→ **The problem**
Could you copy every line from the material below in which "this" appears?

--------------------------------------------------

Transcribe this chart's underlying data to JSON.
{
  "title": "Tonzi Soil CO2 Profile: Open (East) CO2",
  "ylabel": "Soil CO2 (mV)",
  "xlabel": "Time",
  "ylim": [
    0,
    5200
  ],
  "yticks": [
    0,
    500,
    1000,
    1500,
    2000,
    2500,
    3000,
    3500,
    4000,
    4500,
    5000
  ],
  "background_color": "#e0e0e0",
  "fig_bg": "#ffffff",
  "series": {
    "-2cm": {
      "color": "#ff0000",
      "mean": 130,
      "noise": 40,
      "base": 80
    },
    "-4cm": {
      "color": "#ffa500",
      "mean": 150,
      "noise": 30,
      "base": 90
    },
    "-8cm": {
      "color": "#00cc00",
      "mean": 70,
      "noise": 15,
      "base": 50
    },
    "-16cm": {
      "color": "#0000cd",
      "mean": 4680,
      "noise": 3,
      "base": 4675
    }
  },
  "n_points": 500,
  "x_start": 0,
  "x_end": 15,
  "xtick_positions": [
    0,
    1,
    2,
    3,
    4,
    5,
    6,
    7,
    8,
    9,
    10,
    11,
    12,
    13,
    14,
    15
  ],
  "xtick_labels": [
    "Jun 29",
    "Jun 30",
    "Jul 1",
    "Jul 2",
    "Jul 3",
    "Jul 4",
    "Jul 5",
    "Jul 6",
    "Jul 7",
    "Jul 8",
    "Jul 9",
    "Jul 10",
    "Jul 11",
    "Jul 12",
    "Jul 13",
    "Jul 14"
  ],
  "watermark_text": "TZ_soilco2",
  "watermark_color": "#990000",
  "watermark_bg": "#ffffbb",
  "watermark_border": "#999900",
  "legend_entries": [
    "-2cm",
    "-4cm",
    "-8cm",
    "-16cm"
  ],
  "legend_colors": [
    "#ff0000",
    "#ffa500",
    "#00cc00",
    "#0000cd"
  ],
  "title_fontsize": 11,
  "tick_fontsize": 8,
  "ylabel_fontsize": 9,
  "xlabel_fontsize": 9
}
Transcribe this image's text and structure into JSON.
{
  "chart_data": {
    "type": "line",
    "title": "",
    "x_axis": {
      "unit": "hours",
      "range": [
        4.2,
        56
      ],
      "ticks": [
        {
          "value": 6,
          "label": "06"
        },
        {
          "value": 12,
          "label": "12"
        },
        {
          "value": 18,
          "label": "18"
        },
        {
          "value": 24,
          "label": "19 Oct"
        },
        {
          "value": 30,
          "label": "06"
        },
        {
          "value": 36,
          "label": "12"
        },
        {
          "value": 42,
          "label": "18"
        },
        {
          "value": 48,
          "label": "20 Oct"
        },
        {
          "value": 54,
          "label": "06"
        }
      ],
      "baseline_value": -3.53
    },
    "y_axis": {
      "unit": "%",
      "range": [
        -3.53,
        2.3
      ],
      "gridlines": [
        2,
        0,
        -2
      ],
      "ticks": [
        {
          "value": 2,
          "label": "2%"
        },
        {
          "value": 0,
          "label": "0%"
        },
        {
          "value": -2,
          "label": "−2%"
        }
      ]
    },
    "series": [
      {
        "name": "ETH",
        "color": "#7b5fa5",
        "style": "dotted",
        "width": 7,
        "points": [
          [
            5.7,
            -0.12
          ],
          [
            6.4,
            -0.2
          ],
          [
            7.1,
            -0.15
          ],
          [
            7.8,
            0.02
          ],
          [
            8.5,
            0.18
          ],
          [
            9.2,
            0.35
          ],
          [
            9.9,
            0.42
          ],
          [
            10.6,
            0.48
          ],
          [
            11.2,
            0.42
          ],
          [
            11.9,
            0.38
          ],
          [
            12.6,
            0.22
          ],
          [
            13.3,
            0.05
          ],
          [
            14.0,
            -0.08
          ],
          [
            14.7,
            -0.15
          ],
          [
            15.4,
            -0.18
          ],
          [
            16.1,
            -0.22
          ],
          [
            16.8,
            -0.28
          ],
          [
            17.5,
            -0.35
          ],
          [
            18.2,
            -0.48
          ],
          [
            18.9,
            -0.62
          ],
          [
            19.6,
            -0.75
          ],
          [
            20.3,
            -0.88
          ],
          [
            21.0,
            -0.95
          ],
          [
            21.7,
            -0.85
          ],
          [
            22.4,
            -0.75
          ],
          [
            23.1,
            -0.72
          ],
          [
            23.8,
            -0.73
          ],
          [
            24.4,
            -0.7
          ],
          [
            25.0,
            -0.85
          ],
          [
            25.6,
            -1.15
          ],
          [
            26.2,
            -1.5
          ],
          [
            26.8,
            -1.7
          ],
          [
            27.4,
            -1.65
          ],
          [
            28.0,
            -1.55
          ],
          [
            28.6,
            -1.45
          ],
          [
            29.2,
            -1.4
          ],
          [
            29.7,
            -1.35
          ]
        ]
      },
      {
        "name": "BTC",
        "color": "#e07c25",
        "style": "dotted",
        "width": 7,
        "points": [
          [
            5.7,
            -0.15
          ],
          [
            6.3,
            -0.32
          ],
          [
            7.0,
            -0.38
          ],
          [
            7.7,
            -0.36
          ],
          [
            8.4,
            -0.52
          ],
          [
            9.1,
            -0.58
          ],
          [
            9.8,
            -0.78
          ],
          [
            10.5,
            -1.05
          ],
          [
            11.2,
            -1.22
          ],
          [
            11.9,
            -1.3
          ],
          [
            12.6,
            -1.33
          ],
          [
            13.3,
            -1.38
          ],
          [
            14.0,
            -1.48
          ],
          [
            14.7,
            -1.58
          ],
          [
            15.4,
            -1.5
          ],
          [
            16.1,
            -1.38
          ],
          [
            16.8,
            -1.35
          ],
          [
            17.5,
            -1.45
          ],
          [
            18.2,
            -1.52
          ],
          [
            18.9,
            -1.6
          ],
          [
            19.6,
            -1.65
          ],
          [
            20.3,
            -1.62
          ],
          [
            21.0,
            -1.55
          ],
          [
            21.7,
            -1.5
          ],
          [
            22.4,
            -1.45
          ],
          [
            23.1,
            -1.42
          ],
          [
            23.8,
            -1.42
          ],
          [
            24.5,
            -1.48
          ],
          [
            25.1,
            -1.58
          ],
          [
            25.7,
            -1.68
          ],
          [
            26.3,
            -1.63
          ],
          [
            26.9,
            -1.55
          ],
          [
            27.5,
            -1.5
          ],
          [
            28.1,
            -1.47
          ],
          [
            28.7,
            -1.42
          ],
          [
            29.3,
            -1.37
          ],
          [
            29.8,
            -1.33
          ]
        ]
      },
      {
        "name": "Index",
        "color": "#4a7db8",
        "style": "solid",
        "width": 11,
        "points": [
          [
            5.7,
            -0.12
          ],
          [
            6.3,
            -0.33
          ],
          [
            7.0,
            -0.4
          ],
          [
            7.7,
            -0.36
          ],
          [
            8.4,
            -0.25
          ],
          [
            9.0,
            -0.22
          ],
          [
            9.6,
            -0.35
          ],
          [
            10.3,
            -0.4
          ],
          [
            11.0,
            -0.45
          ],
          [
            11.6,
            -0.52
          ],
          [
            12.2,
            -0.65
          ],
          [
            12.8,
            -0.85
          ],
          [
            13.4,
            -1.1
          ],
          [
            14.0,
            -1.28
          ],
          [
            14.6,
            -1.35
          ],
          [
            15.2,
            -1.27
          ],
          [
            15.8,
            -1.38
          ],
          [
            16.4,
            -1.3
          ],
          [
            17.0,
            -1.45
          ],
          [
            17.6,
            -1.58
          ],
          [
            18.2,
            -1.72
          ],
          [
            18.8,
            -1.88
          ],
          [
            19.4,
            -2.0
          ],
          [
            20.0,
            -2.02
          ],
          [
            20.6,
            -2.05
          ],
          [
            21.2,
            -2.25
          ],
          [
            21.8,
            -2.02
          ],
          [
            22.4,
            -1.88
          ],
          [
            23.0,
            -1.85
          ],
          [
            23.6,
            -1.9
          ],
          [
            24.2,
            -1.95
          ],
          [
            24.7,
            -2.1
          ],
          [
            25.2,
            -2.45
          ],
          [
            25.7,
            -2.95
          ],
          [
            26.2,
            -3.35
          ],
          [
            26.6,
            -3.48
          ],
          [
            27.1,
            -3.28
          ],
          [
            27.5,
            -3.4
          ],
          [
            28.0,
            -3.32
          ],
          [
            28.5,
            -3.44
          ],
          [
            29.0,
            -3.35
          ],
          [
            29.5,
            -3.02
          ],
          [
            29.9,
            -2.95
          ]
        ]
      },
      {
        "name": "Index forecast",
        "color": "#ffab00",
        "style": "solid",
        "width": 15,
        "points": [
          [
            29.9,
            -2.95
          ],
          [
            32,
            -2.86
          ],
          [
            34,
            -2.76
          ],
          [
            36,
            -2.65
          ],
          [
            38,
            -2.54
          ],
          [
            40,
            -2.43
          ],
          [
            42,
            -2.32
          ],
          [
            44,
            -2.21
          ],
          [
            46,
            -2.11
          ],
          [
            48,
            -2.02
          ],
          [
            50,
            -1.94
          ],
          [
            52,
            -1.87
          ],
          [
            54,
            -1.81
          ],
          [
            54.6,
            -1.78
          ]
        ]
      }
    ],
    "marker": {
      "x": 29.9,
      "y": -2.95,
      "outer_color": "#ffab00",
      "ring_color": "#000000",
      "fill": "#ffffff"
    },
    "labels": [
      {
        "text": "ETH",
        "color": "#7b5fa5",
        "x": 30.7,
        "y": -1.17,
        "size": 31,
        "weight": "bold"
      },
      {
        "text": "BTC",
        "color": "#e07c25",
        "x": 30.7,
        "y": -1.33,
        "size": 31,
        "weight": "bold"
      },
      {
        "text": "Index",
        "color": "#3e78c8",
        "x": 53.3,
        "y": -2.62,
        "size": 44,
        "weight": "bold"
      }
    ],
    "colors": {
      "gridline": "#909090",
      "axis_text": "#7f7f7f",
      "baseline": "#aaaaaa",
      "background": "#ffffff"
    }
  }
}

--------------------------------------------------

→ **Reply**
Transcribe this chart's underlying data to JSON.
Transcribe this image's text and structure into JSON.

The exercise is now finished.